** EXERCISE PROMPT **
Sort through the entries below and pull out lines containing the word "this".

** RAW RECORDS **
"""

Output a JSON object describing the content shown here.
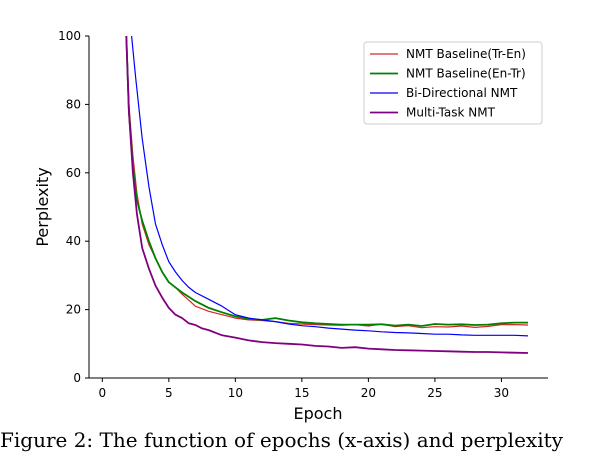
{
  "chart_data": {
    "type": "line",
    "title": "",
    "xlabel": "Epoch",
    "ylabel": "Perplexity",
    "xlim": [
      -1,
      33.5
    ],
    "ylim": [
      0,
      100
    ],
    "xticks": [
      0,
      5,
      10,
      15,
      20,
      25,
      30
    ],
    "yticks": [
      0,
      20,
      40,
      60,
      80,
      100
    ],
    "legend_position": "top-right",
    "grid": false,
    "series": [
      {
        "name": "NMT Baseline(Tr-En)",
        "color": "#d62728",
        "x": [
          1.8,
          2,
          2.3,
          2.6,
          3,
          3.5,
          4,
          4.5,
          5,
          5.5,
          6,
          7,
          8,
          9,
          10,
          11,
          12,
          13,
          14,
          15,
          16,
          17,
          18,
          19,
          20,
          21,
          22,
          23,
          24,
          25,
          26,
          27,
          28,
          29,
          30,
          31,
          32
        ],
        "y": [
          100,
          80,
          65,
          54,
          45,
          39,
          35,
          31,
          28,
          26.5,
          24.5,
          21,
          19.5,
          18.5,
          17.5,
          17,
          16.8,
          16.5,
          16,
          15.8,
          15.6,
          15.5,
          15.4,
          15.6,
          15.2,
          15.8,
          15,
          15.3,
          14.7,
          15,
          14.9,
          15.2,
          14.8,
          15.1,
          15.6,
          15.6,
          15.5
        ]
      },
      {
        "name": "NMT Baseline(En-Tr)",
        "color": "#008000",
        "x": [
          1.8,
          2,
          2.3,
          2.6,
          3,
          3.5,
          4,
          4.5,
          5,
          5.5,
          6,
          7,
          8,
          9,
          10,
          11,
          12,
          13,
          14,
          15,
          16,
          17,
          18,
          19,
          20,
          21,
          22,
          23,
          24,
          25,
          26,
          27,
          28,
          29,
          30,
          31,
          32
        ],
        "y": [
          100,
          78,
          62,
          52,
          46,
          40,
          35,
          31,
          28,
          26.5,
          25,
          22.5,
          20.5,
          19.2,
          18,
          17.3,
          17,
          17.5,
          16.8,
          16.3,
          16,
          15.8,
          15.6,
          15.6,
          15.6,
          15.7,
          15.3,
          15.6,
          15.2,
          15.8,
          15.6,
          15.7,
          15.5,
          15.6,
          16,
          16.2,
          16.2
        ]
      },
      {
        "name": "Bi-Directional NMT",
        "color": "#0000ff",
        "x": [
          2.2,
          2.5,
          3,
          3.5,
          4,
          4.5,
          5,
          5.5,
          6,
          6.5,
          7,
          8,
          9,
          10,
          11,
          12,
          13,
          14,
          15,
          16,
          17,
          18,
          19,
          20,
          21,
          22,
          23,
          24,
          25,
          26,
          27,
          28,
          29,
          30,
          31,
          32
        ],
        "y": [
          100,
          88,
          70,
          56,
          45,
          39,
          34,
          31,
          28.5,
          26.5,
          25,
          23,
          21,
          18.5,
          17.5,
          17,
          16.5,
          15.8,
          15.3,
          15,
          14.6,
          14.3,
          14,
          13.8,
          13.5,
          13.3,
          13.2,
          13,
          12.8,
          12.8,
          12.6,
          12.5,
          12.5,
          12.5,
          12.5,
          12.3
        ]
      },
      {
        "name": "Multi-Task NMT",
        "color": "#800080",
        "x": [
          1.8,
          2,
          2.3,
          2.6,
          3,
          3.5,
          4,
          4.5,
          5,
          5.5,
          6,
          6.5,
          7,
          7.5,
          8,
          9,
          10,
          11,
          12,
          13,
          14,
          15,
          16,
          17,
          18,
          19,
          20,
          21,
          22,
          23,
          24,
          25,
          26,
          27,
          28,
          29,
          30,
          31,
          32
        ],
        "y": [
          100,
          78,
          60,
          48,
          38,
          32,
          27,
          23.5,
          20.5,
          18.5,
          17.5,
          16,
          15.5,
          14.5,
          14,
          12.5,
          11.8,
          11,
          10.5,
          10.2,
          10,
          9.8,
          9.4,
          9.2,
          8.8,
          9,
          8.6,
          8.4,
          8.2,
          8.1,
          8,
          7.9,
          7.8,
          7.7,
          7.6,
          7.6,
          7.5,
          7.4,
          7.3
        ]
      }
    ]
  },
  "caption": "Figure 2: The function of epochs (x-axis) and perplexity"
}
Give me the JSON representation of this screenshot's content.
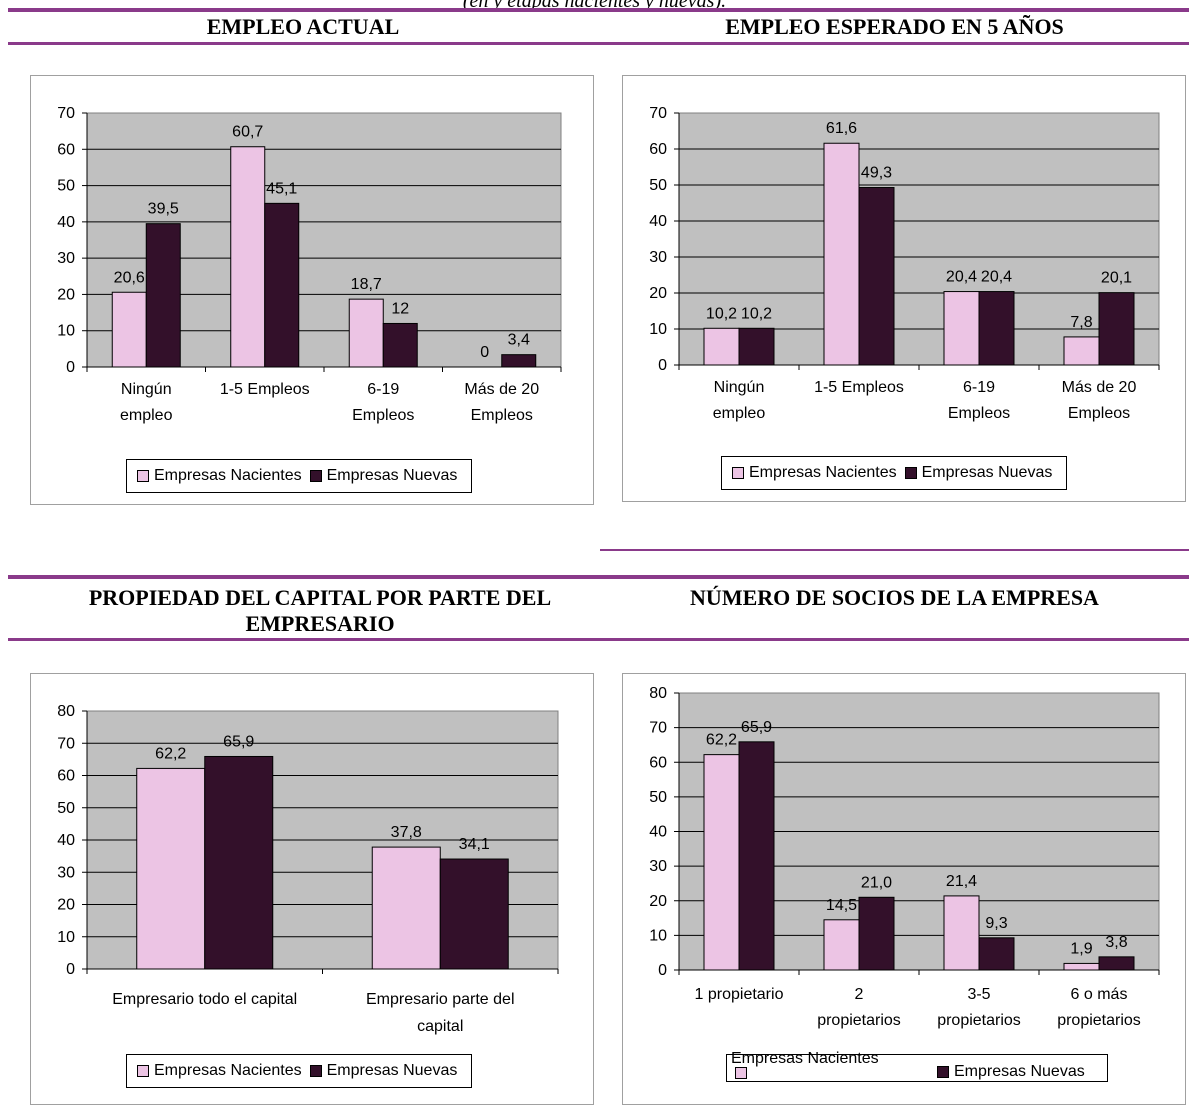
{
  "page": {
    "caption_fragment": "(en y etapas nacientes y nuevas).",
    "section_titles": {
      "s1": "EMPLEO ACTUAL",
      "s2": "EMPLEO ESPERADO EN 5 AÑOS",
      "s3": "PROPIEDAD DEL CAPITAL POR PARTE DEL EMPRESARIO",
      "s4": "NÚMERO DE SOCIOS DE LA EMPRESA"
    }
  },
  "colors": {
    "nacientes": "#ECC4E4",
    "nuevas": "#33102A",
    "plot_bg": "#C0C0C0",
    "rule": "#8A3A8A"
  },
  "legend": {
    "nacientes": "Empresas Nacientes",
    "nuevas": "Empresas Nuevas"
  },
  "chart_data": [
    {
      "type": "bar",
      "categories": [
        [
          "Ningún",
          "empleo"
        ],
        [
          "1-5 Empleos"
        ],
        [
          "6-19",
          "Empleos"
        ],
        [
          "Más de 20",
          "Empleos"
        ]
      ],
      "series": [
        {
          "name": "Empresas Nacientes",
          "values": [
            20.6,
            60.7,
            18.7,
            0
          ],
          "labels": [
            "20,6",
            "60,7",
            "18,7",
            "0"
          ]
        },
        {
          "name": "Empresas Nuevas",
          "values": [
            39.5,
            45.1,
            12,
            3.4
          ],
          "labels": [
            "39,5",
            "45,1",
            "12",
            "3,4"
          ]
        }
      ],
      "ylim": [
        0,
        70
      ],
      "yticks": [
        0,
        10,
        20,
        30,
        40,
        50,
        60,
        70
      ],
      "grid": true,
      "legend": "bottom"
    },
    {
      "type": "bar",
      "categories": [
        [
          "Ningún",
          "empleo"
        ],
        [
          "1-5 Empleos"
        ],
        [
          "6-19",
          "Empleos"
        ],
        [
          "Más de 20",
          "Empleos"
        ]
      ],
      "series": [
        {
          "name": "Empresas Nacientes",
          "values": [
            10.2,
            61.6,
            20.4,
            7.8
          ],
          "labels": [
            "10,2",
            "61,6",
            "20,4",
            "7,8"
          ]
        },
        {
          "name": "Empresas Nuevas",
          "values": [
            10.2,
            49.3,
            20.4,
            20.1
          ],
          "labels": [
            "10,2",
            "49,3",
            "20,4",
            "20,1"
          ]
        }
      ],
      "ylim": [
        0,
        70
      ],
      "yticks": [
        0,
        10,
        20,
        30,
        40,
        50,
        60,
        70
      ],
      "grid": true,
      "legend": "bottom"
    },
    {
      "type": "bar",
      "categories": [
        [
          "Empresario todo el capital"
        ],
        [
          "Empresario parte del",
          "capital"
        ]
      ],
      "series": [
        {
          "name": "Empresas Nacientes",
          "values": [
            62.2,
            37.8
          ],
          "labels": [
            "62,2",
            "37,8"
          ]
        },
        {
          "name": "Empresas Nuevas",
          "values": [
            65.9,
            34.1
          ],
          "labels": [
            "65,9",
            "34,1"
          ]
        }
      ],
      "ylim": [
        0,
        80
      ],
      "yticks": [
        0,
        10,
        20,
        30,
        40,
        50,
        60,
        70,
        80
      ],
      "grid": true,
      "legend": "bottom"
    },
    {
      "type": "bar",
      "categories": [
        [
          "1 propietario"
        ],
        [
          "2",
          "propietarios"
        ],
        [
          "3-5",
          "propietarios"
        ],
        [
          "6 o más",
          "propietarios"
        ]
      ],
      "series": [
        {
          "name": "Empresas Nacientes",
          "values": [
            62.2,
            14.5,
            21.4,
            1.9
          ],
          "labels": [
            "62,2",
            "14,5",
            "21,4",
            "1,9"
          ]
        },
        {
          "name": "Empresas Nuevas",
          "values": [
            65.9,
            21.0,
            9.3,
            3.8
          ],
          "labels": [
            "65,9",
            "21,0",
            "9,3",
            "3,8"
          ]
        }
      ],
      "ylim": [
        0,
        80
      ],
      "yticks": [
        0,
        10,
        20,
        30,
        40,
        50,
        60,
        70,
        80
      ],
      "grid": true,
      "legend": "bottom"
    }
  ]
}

"""
"""

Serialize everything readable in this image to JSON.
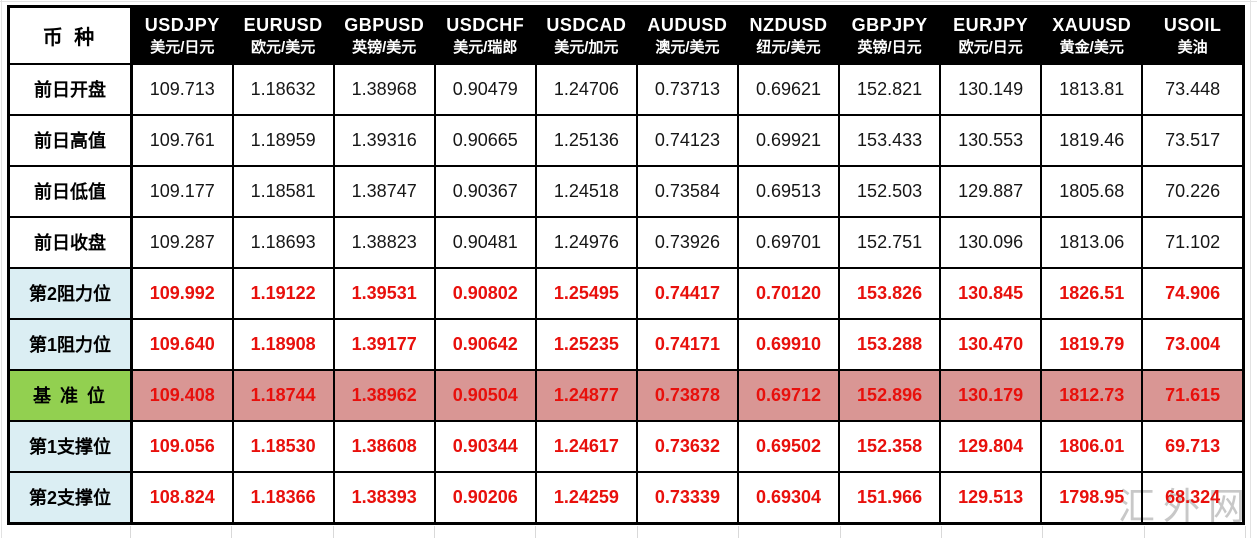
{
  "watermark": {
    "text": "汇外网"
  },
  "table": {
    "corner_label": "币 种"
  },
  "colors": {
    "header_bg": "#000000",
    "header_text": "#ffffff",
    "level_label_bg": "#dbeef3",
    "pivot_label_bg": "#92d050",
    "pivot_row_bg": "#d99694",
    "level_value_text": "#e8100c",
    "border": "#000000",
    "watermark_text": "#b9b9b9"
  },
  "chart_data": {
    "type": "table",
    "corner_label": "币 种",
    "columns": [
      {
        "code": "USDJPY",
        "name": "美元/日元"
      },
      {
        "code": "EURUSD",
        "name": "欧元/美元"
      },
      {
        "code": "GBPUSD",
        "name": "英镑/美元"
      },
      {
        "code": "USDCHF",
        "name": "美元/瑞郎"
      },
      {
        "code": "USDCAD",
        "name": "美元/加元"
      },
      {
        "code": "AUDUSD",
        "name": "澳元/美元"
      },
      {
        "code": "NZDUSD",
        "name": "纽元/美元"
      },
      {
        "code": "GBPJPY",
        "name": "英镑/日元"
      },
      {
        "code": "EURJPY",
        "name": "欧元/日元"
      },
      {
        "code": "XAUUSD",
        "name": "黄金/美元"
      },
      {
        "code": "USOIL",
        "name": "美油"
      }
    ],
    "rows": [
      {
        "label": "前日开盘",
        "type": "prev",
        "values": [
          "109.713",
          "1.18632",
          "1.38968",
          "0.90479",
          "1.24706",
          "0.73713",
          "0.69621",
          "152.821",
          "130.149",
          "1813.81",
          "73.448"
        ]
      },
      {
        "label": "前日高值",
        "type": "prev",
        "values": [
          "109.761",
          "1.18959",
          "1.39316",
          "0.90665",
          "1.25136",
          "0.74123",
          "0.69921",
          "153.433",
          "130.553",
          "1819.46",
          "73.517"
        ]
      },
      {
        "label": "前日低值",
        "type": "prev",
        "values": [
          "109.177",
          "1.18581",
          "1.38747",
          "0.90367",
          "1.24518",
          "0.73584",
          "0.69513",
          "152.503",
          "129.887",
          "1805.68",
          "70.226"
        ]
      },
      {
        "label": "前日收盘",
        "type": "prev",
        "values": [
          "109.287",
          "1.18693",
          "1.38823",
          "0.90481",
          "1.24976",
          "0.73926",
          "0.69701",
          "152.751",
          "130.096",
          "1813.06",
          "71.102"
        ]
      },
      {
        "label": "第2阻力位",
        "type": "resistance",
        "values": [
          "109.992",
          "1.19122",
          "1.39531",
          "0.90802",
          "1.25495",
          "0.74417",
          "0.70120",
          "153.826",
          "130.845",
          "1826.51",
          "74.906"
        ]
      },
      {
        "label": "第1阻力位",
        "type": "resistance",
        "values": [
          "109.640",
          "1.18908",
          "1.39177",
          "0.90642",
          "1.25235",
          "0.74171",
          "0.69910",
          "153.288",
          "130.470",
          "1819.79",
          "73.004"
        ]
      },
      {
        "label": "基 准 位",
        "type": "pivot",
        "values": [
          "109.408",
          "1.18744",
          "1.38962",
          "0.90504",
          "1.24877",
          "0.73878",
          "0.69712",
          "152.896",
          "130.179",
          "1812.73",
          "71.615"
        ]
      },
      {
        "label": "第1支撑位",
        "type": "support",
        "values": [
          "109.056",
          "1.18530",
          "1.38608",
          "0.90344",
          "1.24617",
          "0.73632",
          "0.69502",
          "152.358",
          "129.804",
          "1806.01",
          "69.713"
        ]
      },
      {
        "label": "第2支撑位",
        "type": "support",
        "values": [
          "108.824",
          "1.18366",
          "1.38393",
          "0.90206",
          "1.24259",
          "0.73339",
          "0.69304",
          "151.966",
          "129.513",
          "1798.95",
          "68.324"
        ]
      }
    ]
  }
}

"""

** ANSWER BELOW **
Give me the JSON representation of this screenshot's content.
Serialize everything readable in this image to JSON.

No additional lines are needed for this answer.